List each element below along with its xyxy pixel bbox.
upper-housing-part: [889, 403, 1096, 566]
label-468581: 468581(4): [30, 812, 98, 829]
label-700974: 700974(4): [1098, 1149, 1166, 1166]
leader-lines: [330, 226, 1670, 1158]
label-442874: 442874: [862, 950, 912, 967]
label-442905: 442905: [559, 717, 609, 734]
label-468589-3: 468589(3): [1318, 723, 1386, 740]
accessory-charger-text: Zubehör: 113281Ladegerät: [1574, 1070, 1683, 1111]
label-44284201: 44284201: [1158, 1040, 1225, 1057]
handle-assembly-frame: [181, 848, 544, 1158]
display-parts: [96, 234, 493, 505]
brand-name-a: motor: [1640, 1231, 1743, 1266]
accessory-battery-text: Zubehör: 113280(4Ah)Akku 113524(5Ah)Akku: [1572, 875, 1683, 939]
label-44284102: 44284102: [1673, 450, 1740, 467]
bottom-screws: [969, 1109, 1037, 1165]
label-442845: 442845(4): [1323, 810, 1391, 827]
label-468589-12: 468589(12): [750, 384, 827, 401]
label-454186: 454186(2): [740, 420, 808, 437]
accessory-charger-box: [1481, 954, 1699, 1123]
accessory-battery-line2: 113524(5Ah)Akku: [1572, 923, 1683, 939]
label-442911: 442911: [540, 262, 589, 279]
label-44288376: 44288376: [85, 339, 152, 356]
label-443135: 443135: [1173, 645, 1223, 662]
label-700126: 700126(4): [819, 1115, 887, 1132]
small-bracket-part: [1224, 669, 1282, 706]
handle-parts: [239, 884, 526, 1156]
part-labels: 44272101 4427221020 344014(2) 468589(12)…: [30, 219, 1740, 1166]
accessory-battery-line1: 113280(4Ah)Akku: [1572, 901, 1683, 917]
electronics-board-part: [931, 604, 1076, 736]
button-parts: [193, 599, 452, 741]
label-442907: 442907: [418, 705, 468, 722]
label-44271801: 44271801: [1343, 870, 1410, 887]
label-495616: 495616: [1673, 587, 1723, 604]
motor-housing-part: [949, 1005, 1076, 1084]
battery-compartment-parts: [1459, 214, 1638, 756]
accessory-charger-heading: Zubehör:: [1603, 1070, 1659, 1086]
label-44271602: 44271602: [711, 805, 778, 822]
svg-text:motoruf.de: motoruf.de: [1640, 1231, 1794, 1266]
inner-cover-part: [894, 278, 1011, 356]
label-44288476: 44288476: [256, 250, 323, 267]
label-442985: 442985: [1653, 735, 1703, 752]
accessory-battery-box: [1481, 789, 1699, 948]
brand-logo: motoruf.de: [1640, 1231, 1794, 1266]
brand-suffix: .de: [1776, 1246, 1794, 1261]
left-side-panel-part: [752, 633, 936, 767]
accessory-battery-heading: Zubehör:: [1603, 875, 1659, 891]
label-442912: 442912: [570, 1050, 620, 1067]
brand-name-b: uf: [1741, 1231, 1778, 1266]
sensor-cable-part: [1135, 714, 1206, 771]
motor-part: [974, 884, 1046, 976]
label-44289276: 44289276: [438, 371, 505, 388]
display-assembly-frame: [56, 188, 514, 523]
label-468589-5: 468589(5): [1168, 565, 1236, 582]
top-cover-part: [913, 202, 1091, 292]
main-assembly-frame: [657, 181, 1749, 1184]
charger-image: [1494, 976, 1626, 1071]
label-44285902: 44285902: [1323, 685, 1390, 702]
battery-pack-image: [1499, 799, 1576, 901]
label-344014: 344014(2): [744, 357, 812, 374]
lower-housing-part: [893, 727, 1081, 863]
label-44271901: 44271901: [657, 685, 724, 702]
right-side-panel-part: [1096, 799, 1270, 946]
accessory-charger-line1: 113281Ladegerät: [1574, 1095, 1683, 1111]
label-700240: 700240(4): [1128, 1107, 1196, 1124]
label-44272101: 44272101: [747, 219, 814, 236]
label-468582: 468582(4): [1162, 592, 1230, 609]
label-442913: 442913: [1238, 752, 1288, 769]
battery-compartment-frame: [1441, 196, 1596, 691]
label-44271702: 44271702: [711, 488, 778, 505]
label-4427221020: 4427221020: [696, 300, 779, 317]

Written task: Rewrite all of the records above, changing every "Akku" to "Batterie" and leaving everything else as it is.

Response for this exercise:
List each element below along with its xyxy pixel bbox.
upper-housing-part: [889, 403, 1096, 566]
label-468581: 468581(4): [30, 812, 98, 829]
label-700974: 700974(4): [1098, 1149, 1166, 1166]
leader-lines: [330, 226, 1670, 1158]
label-442874: 442874: [862, 950, 912, 967]
label-442905: 442905: [559, 717, 609, 734]
label-468589-3: 468589(3): [1318, 723, 1386, 740]
accessory-charger-text: Zubehör: 113281Ladegerät: [1574, 1070, 1683, 1111]
label-44284201: 44284201: [1158, 1040, 1225, 1057]
handle-assembly-frame: [181, 848, 544, 1158]
display-parts: [96, 234, 493, 505]
brand-name-a: motor: [1640, 1231, 1743, 1266]
accessory-battery-text: Zubehör: 113280(4Ah)Batterie 113524(5Ah)Batterie: [1572, 875, 1683, 939]
label-44284102: 44284102: [1673, 450, 1740, 467]
bottom-screws: [969, 1109, 1037, 1165]
label-442845: 442845(4): [1323, 810, 1391, 827]
label-468589-12: 468589(12): [750, 384, 827, 401]
label-454186: 454186(2): [740, 420, 808, 437]
accessory-charger-box: [1481, 954, 1699, 1123]
accessory-battery-line2: 113524(5Ah)Batterie: [1572, 923, 1683, 939]
label-442911: 442911: [540, 262, 589, 279]
label-44288376: 44288376: [85, 339, 152, 356]
label-443135: 443135: [1173, 645, 1223, 662]
label-700126: 700126(4): [819, 1115, 887, 1132]
small-bracket-part: [1224, 669, 1282, 706]
handle-parts: [239, 884, 526, 1156]
part-labels: 44272101 4427221020 344014(2) 468589(12)…: [30, 219, 1740, 1166]
accessory-battery-line1: 113280(4Ah)Batterie: [1572, 901, 1683, 917]
electronics-board-part: [931, 604, 1076, 736]
button-parts: [193, 599, 452, 741]
label-442907: 442907: [418, 705, 468, 722]
label-44271801: 44271801: [1343, 870, 1410, 887]
label-495616: 495616: [1673, 587, 1723, 604]
motor-housing-part: [949, 1005, 1076, 1084]
battery-compartment-parts: [1459, 214, 1638, 756]
accessory-charger-heading: Zubehör:: [1603, 1070, 1659, 1086]
label-44271602: 44271602: [711, 805, 778, 822]
svg-text:motoruf.de: motoruf.de: [1640, 1231, 1794, 1266]
inner-cover-part: [894, 278, 1011, 356]
label-44288476: 44288476: [256, 250, 323, 267]
label-442985: 442985: [1653, 735, 1703, 752]
accessory-battery-box: [1481, 789, 1699, 948]
brand-logo: motoruf.de: [1640, 1231, 1794, 1266]
brand-suffix: .de: [1776, 1246, 1794, 1261]
left-side-panel-part: [752, 633, 936, 767]
accessory-battery-heading: Zubehör:: [1603, 875, 1659, 891]
label-442912: 442912: [570, 1050, 620, 1067]
brand-name-b: uf: [1741, 1231, 1778, 1266]
sensor-cable-part: [1135, 714, 1206, 771]
motor-part: [974, 884, 1046, 976]
label-44289276: 44289276: [438, 371, 505, 388]
display-assembly-frame: [56, 188, 514, 523]
label-468589-5: 468589(5): [1168, 565, 1236, 582]
top-cover-part: [913, 202, 1091, 292]
main-assembly-frame: [657, 181, 1749, 1184]
charger-image: [1494, 976, 1626, 1071]
label-44285902: 44285902: [1323, 685, 1390, 702]
battery-pack-image: [1499, 799, 1576, 901]
label-344014: 344014(2): [744, 357, 812, 374]
lower-housing-part: [893, 727, 1081, 863]
label-44271901: 44271901: [657, 685, 724, 702]
right-side-panel-part: [1096, 799, 1270, 946]
accessory-charger-line1: 113281Ladegerät: [1574, 1095, 1683, 1111]
label-700240: 700240(4): [1128, 1107, 1196, 1124]
label-44272101: 44272101: [747, 219, 814, 236]
label-468582: 468582(4): [1162, 592, 1230, 609]
label-442913: 442913: [1238, 752, 1288, 769]
battery-compartment-frame: [1441, 196, 1596, 691]
label-44271702: 44271702: [711, 488, 778, 505]
label-4427221020: 4427221020: [696, 300, 779, 317]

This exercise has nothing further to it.